[GIVEN TASK]
Output the material exactly, but drop every image it holds.

Start

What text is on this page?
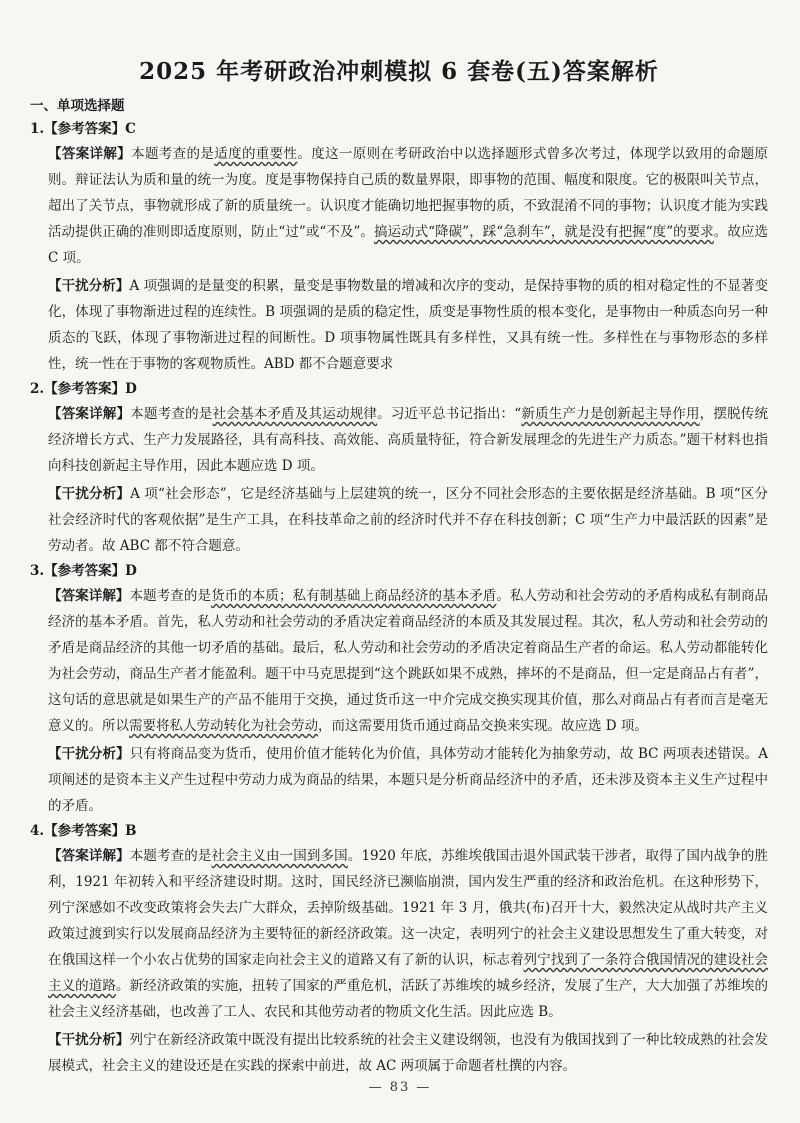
2025 年考研政治冲刺模拟 6 套卷(五)答案解析
一、单项选择题
1.【参考答案】C

【答案详解】本题考查的是适度的重要性。度这一原则在考研政治中以选择题形式曾多次考过，体现学以致用的命题原则。辩证法认为质和量的统一为度。度是事物保持自己质的数量界限，即事物的范围、幅度和限度。它的极限叫关节点，超出了关节点，事物就形成了新的质量统一。认识度才能确切地把握事物的质，不致混淆不同的事物；认识度才能为实践活动提供正确的准则即适度原则，防止“过”或“不及”。搞运动式“降碳”，踩“急刹车”，就是没有把握“度”的要求。故应选 C 项。

【干扰分析】A 项强调的是量变的积累，量变是事物数量的增减和次序的变动，是保持事物的质的相对稳定性的不显著变化，体现了事物渐进过程的连续性。B 项强调的是质的稳定性，质变是事物性质的根本变化，是事物由一种质态向另一种质态的飞跃，体现了事物渐进过程的间断性。D 项事物属性既具有多样性，又具有统一性。多样性在与事物形态的多样性，统一性在于事物的客观物质性。ABD 都不合题意要求

2.【参考答案】D

【答案详解】本题考查的是社会基本矛盾及其运动规律。习近平总书记指出：“新质生产力是创新起主导作用，摆脱传统经济增长方式、生产力发展路径，具有高科技、高效能、高质量特征，符合新发展理念的先进生产力质态。”题干材料也指向科技创新起主导作用，因此本题应选 D 项。

【干扰分析】A 项“社会形态”，它是经济基础与上层建筑的统一，区分不同社会形态的主要依据是经济基础。B 项“区分社会经济时代的客观依据”是生产工具，在科技革命之前的经济时代并不存在科技创新；C 项“生产力中最活跃的因素”是劳动者。故 ABC 都不符合题意。

3.【参考答案】D

【答案详解】本题考查的是货币的本质；私有制基础上商品经济的基本矛盾。私人劳动和社会劳动的矛盾构成私有制商品经济的基本矛盾。首先，私人劳动和社会劳动的矛盾决定着商品经济的本质及其发展过程。其次，私人劳动和社会劳动的矛盾是商品经济的其他一切矛盾的基础。最后，私人劳动和社会劳动的矛盾决定着商品生产者的命运。私人劳动都能转化为社会劳动，商品生产者才能盈利。题干中马克思提到“这个跳跃如果不成熟，摔坏的不是商品，但一定是商品占有者”，这句话的意思就是如果生产的产品不能用于交换，通过货币这一中介完成交换实现其价值，那么对商品占有者而言是毫无意义的。所以需要将私人劳动转化为社会劳动，而这需要用货币通过商品交换来实现。故应选 D 项。

【干扰分析】只有将商品变为货币，使用价值才能转化为价值，具体劳动才能转化为抽象劳动，故 BC 两项表述错误。A 项阐述的是资本主义产生过程中劳动力成为商品的结果，本题只是分析商品经济中的矛盾，还未涉及资本主义生产过程中的矛盾。

4.【参考答案】B

【答案详解】本题考查的是社会主义由一国到多国。1920 年底，苏维埃俄国击退外国武装干涉者，取得了国内战争的胜利，1921 年初转入和平经济建设时期。这时，国民经济已濒临崩溃，国内发生严重的经济和政治危机。在这种形势下，列宁深感如不改变政策将会失去广大群众，丢掉阶级基础。1921 年 3 月，俄共(布)召开十大，毅然决定从战时共产主义政策过渡到实行以发展商品经济为主要特征的新经济政策。这一决定，表明列宁的社会主义建设思想发生了重大转变，对在俄国这样一个小农占优势的国家走向社会主义的道路又有了新的认识，标志着列宁找到了一条符合俄国情况的建设社会主义的道路。新经济政策的实施，扭转了国家的严重危机，活跃了苏维埃的城乡经济，发展了生产，大大加强了苏维埃的社会主义经济基础，也改善了工人、农民和其他劳动者的物质文化生活。因此应选 B。

【干扰分析】列宁在新经济政策中既没有提出比较系统的社会主义建设纲领，也没有为俄国找到了一种比较成熟的社会发展模式，社会主义的建设还是在实践的探索中前进，故 AC 两项属于命题者杜撰的内容。

— 83 —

End

[EXERCISE SOLUTION]
What text is on this page?
2025 年考研政治冲刺模拟 6 套卷(五)答案解析
一、单项选择题
1.【参考答案】C

【答案详解】本题考查的是适度的重要性。度这一原则在考研政治中以选择题形式曾多次考过，体现学以致用的命题原则。辩证法认为质和量的统一为度。度是事物保持自己质的数量界限，即事物的范围、幅度和限度。它的极限叫关节点，超出了关节点，事物就形成了新的质量统一。认识度才能确切地把握事物的质，不致混淆不同的事物；认识度才能为实践活动提供正确的准则即适度原则，防止“过”或“不及”。搞运动式“降碳”，踩“急刹车”，就是没有把握“度”的要求。故应选 C 项。

【干扰分析】A 项强调的是量变的积累，量变是事物数量的增减和次序的变动，是保持事物的质的相对稳定性的不显著变化，体现了事物渐进过程的连续性。B 项强调的是质的稳定性，质变是事物性质的根本变化，是事物由一种质态向另一种质态的飞跃，体现了事物渐进过程的间断性。D 项事物属性既具有多样性，又具有统一性。多样性在与事物形态的多样性，统一性在于事物的客观物质性。ABD 都不合题意要求

2.【参考答案】D

【答案详解】本题考查的是社会基本矛盾及其运动规律。习近平总书记指出：“新质生产力是创新起主导作用，摆脱传统经济增长方式、生产力发展路径，具有高科技、高效能、高质量特征，符合新发展理念的先进生产力质态。”题干材料也指向科技创新起主导作用，因此本题应选 D 项。

【干扰分析】A 项“社会形态”，它是经济基础与上层建筑的统一，区分不同社会形态的主要依据是经济基础。B 项“区分社会经济时代的客观依据”是生产工具，在科技革命之前的经济时代并不存在科技创新；C 项“生产力中最活跃的因素”是劳动者。故 ABC 都不符合题意。

3.【参考答案】D

【答案详解】本题考查的是货币的本质；私有制基础上商品经济的基本矛盾。私人劳动和社会劳动的矛盾构成私有制商品经济的基本矛盾。首先，私人劳动和社会劳动的矛盾决定着商品经济的本质及其发展过程。其次，私人劳动和社会劳动的矛盾是商品经济的其他一切矛盾的基础。最后，私人劳动和社会劳动的矛盾决定着商品生产者的命运。私人劳动都能转化为社会劳动，商品生产者才能盈利。题干中马克思提到“这个跳跃如果不成熟，摔坏的不是商品，但一定是商品占有者”，这句话的意思就是如果生产的产品不能用于交换，通过货币这一中介完成交换实现其价值，那么对商品占有者而言是毫无意义的。所以需要将私人劳动转化为社会劳动，而这需要用货币通过商品交换来实现。故应选 D 项。

【干扰分析】只有将商品变为货币，使用价值才能转化为价值，具体劳动才能转化为抽象劳动，故 BC 两项表述错误。A 项阐述的是资本主义产生过程中劳动力成为商品的结果，本题只是分析商品经济中的矛盾，还未涉及资本主义生产过程中的矛盾。

4.【参考答案】B

【答案详解】本题考查的是社会主义由一国到多国。1920 年底，苏维埃俄国击退外国武装干涉者，取得了国内战争的胜利，1921 年初转入和平经济建设时期。这时，国民经济已濒临崩溃，国内发生严重的经济和政治危机。在这种形势下，列宁深感如不改变政策将会失去广大群众，丢掉阶级基础。1921 年 3 月，俄共(布)召开十大，毅然决定从战时共产主义政策过渡到实行以发展商品经济为主要特征的新经济政策。这一决定，表明列宁的社会主义建设思想发生了重大转变，对在俄国这样一个小农占优势的国家走向社会主义的道路又有了新的认识，标志着列宁找到了一条符合俄国情况的建设社会主义的道路。新经济政策的实施，扭转了国家的严重危机，活跃了苏维埃的城乡经济，发展了生产，大大加强了苏维埃的社会主义经济基础，也改善了工人、农民和其他劳动者的物质文化生活。因此应选 B。

【干扰分析】列宁在新经济政策中既没有提出比较系统的社会主义建设纲领，也没有为俄国找到了一种比较成熟的社会发展模式，社会主义的建设还是在实践的探索中前进，故 AC 两项属于命题者杜撰的内容。

— 83 —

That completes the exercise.